To be done: Give the number of lines in the entries that contain "title". State only the count.
^^^^
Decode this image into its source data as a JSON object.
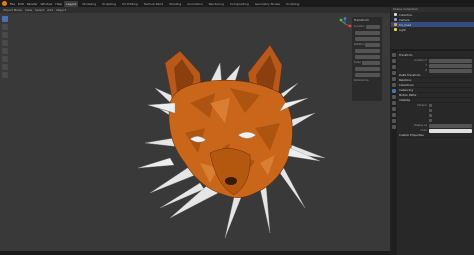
{
  "topbar": {
    "menus": [
      "File",
      "Edit",
      "Render",
      "Window",
      "Help"
    ],
    "workspaces": [
      "Layout",
      "Modeling",
      "Sculpting",
      "UV Editing",
      "Texture Paint",
      "Shading",
      "Animation",
      "Rendering",
      "Compositing",
      "Geometry Nodes",
      "Scripting"
    ],
    "active_workspace": "Layout"
  },
  "viewport": {
    "header_items": [
      "Object Mode",
      "View",
      "Select",
      "Add",
      "Object"
    ],
    "info_lines": [
      "User Perspective",
      "(1) Collection | fox_head"
    ],
    "npanel": {
      "title": "Transform",
      "rows": [
        "Location",
        "",
        "",
        "Rotation",
        "",
        "",
        "Scale",
        "",
        "",
        "Dimensions"
      ]
    }
  },
  "outliner": {
    "header": "Scene Collection",
    "rows": [
      {
        "label": "Collection",
        "selected": false
      },
      {
        "label": "Camera",
        "selected": false
      },
      {
        "label": "fox_head",
        "selected": true
      },
      {
        "label": "Light",
        "selected": false
      }
    ]
  },
  "properties": {
    "sections": [
      {
        "title": "Transform",
        "lines": [
          {
            "label": "Location X",
            "value": ""
          },
          {
            "label": "Y",
            "value": ""
          },
          {
            "label": "Z",
            "value": ""
          }
        ]
      },
      {
        "title": "Delta Transform",
        "lines": []
      },
      {
        "title": "Relations",
        "lines": []
      },
      {
        "title": "Collections",
        "lines": []
      },
      {
        "title": "Instancing",
        "lines": []
      },
      {
        "title": "Motion Paths",
        "lines": []
      },
      {
        "title": "Visibility",
        "lines": [
          {
            "label": "Show In",
            "value": ""
          },
          {
            "label": "",
            "value": ""
          },
          {
            "label": "",
            "value": ""
          },
          {
            "label": "",
            "value": ""
          },
          {
            "label": "Display As",
            "value": ""
          },
          {
            "label": "Color",
            "value": ""
          }
        ]
      },
      {
        "title": "Custom Properties",
        "lines": []
      }
    ]
  },
  "colors": {
    "accent": "#4772b3",
    "fox_orange": "#c9661a",
    "fox_dark": "#7a3a0c",
    "horn": "#e6e6e6"
  }
}
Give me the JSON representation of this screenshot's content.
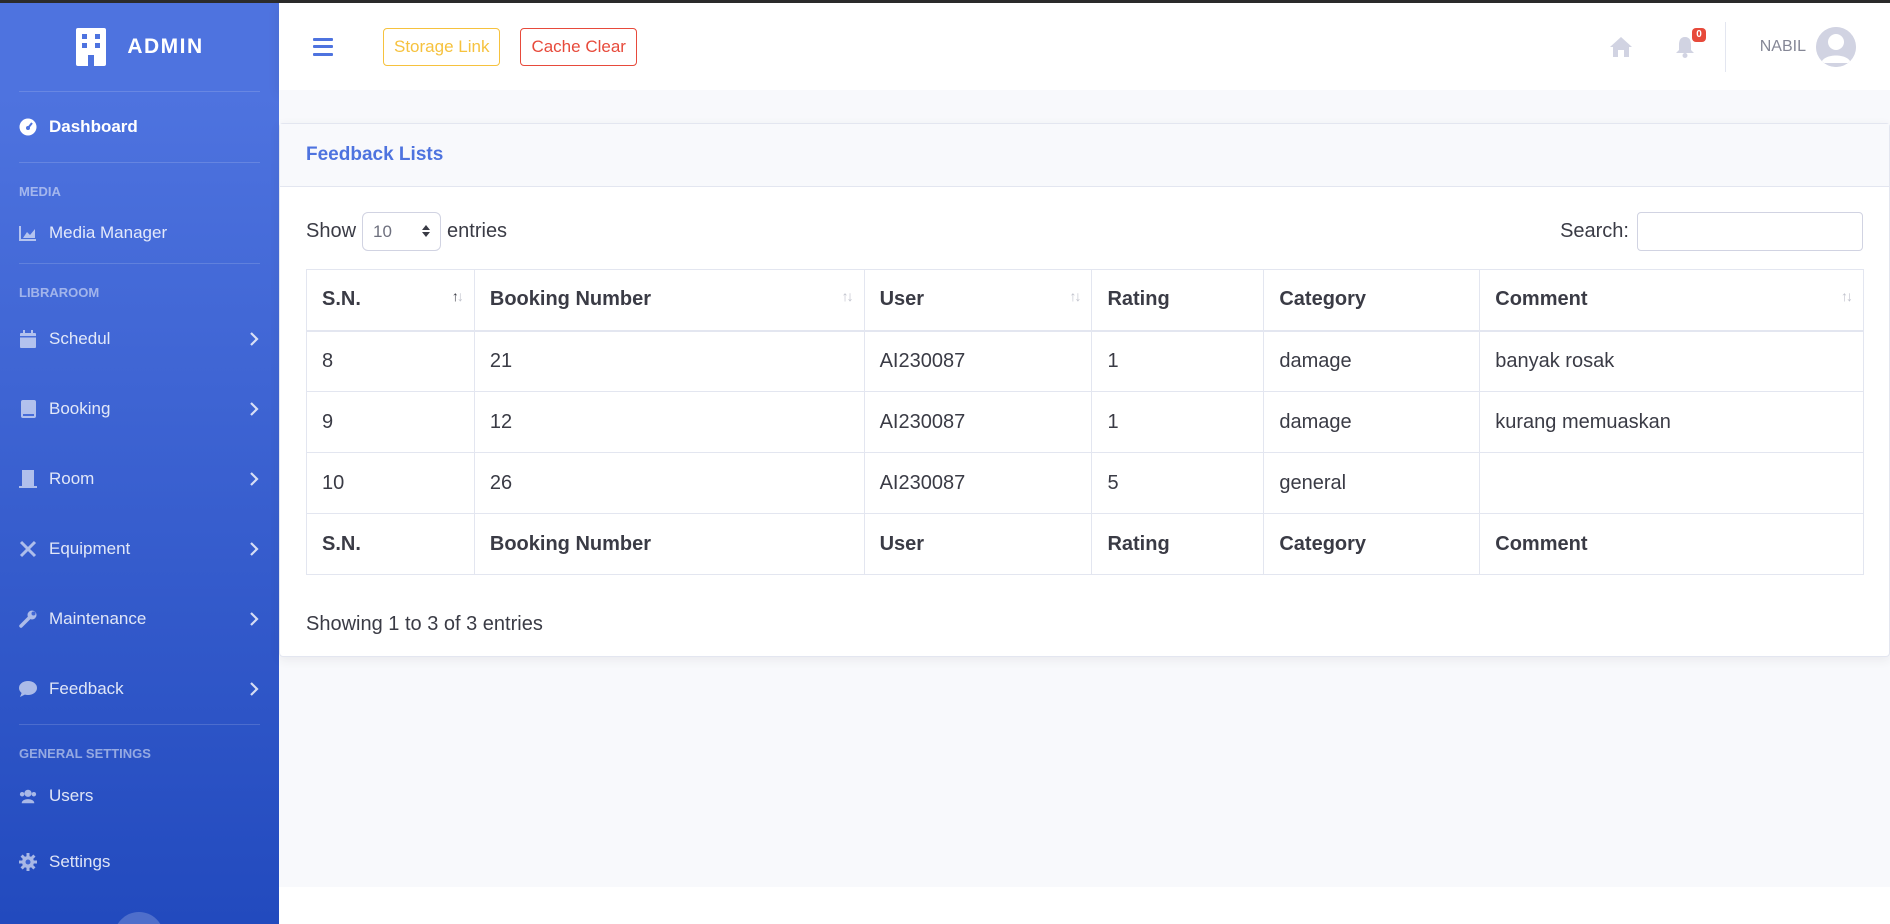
^^^^
Output below: 9